Directive: Repeat the listing in full, preserving every character.

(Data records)
* * * * *

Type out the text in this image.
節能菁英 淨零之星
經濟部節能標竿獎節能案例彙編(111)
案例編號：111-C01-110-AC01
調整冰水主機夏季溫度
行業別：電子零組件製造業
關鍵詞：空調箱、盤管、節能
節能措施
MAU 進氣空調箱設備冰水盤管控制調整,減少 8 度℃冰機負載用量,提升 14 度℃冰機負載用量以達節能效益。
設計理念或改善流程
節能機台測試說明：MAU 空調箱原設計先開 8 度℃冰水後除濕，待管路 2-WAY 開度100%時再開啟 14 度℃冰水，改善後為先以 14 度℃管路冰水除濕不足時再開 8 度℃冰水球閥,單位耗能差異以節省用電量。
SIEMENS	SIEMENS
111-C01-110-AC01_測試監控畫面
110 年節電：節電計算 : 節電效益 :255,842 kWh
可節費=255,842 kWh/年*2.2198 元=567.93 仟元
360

* * * * *

The reply:
Type out the text in this image.
節能菁英 淨零之星
經濟部節能標竿獎節能案例彙編(111)
案例編號：111-C01-110-AC01
調整冰水主機夏季溫度
行業別：電子零組件製造業
關鍵詞：空調箱、盤管、節能
節能措施
MAU 進氣空調箱設備冰水盤管控制調整,減少 8 度℃冰機負載用量,提升 14 度℃冰機負載用量以達節能效益。
設計理念或改善流程
節能機台測試說明：MAU 空調箱原設計先開 8 度℃冰水後除濕，待管路 2-WAY 開度100%時再開啟 14 度℃冰水，改善後為先以 14 度℃管路冰水除濕不足時再開 8 度℃冰水球閥,單位耗能差異以節省用電量。
SIEMENS	SIEMENS
111-C01-110-AC01_測試監控畫面
110 年節電：節電計算 : 節電效益 :255,842 kWh
可節費=255,842 kWh/年*2.2198 元=567.93 仟元
360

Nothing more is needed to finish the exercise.